REQUEST → Return the lines of the data from the one containing "product-table: 商品编号 商品名称" through the one containing "cell-note[interactable] bbox=[399, 125, 545, 134]", unchanged.

DATA FOR THE TASK →
──────────
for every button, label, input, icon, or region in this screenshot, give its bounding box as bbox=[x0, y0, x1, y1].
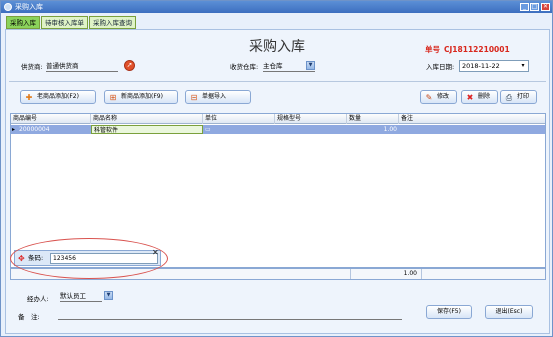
product-table: 商品编号 商品名称 单位 规格型号 数量 备注 20000004 科管软件 ▭ … bbox=[10, 113, 546, 268]
tab-bar: 采购入库 待审核入库单 采购入库查询 bbox=[6, 16, 136, 29]
window-title: 采购入库 bbox=[15, 3, 43, 11]
add-old-product-label: 老商品添加(F2) bbox=[37, 93, 79, 100]
cell-note[interactable] bbox=[399, 125, 545, 134]
column-header[interactable]: 商品名称 bbox=[91, 114, 203, 124]
note-field[interactable] bbox=[58, 319, 402, 320]
unit-dropdown-icon[interactable]: ▭ bbox=[205, 126, 211, 133]
date-label: 入库日期: bbox=[426, 63, 455, 71]
title-bar: 采购入库 _ □ ✕ bbox=[1, 1, 552, 13]
order-number-label: 单号 bbox=[425, 45, 440, 54]
column-header[interactable]: 数量 bbox=[347, 114, 399, 124]
edit-label: 修改 bbox=[437, 93, 450, 100]
handler-select[interactable]: 默认员工 bbox=[60, 291, 102, 302]
column-header[interactable]: 规格型号 bbox=[275, 114, 347, 124]
cell-unit[interactable]: ▭ bbox=[203, 125, 275, 134]
cell-spec[interactable] bbox=[275, 125, 347, 134]
app-icon bbox=[4, 3, 12, 11]
print-label: 打印 bbox=[517, 93, 530, 100]
barcode-label: 条码: bbox=[28, 254, 44, 262]
column-header[interactable]: 备注 bbox=[399, 114, 545, 124]
add-new-product-button[interactable]: ⊞ 新商品添加(F9) bbox=[104, 90, 178, 104]
delete-button[interactable]: ✖ 删除 bbox=[461, 90, 498, 104]
warehouse-dropdown-icon[interactable]: ▼ bbox=[306, 61, 315, 70]
add-new-product-label: 新商品添加(F9) bbox=[121, 93, 163, 100]
app-window: 采购入库 _ □ ✕ 采购入库 待审核入库单 采购入库查询 采购入库 单号 CJ1… bbox=[0, 0, 553, 337]
save-button[interactable]: 保存(F5) bbox=[426, 305, 472, 319]
table-row[interactable]: 20000004 科管软件 ▭ 1.00 bbox=[11, 125, 545, 134]
maximize-icon[interactable]: □ bbox=[530, 3, 539, 11]
total-quantity: 1.00 bbox=[350, 269, 422, 279]
edit-button[interactable]: ✎ 修改 bbox=[420, 90, 457, 104]
close-icon[interactable]: ✕ bbox=[152, 248, 159, 257]
handler-label: 经办人: bbox=[27, 295, 49, 303]
summary-row: 1.00 bbox=[10, 268, 546, 280]
date-value: 2018-11-22 bbox=[462, 62, 500, 70]
cell-name[interactable]: 科管软件 bbox=[91, 125, 203, 134]
order-number-value: CJ18112210001 bbox=[444, 45, 510, 54]
import-document-button[interactable]: ⊟ 单据导入 bbox=[185, 90, 251, 104]
page-title: 采购入库 bbox=[249, 39, 305, 55]
delete-icon: ✖ bbox=[466, 93, 474, 102]
row-pointer-icon: ▸ bbox=[12, 126, 16, 133]
order-number: 单号 CJ18112210001 bbox=[425, 44, 510, 55]
tab-pending-review[interactable]: 待审核入库单 bbox=[41, 16, 88, 29]
printer-icon: ⎙ bbox=[505, 93, 513, 102]
table-header: 商品编号 商品名称 单位 规格型号 数量 备注 bbox=[11, 114, 545, 124]
supplier-field[interactable]: 普通供货商 bbox=[46, 61, 118, 72]
tab-inbound-query[interactable]: 采购入库查询 bbox=[89, 16, 136, 29]
close-icon[interactable]: ✕ bbox=[541, 3, 550, 11]
supplier-label: 供货商: bbox=[21, 63, 43, 71]
chevron-down-icon[interactable]: ▾ bbox=[519, 62, 527, 70]
plus-icon: ✚ bbox=[25, 93, 33, 102]
divider bbox=[9, 81, 546, 82]
delete-label: 删除 bbox=[478, 93, 491, 100]
import-icon: ⊟ bbox=[190, 93, 198, 102]
handler-dropdown-icon[interactable]: ▼ bbox=[104, 291, 113, 300]
print-button[interactable]: ⎙ 打印 bbox=[500, 90, 537, 104]
exit-button[interactable]: 退出(Esc) bbox=[485, 305, 533, 319]
column-header[interactable]: 商品编号 bbox=[11, 114, 91, 124]
add-old-product-button[interactable]: ✚ 老商品添加(F2) bbox=[20, 90, 96, 104]
warehouse-label: 收货仓库: bbox=[230, 63, 259, 71]
minimize-icon[interactable]: _ bbox=[520, 3, 529, 11]
note-label: 备 注: bbox=[18, 313, 40, 321]
import-document-label: 单据导入 bbox=[202, 93, 227, 100]
date-picker[interactable]: 2018-11-22 ▾ bbox=[459, 60, 529, 72]
barcode-input[interactable]: 123456 bbox=[50, 253, 158, 264]
cell-qty[interactable]: 1.00 bbox=[347, 125, 399, 134]
barcode-panel: ✥ 条码: 123456 bbox=[14, 250, 161, 266]
tab-purchase-inbound[interactable]: 采购入库 bbox=[6, 16, 40, 29]
pencil-icon: ✎ bbox=[425, 93, 433, 102]
new-item-icon: ⊞ bbox=[109, 93, 117, 102]
column-header[interactable]: 单位 bbox=[203, 114, 275, 124]
supplier-picker-icon[interactable]: ➚ bbox=[124, 60, 135, 71]
move-icon[interactable]: ✥ bbox=[18, 254, 25, 263]
cell-code[interactable]: 20000004 bbox=[17, 125, 91, 134]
──────────
SOLUTION FOR THIS EXERCISE →
product-table: 商品编号 商品名称 单位 规格型号 数量 备注 20000004 科管软件 ▭ … bbox=[10, 113, 546, 268]
tab-bar: 采购入库 待审核入库单 采购入库查询 bbox=[6, 16, 136, 29]
window-title: 采购入库 bbox=[15, 3, 43, 11]
add-old-product-label: 老商品添加(F2) bbox=[37, 93, 79, 100]
cell-note[interactable] bbox=[399, 125, 545, 134]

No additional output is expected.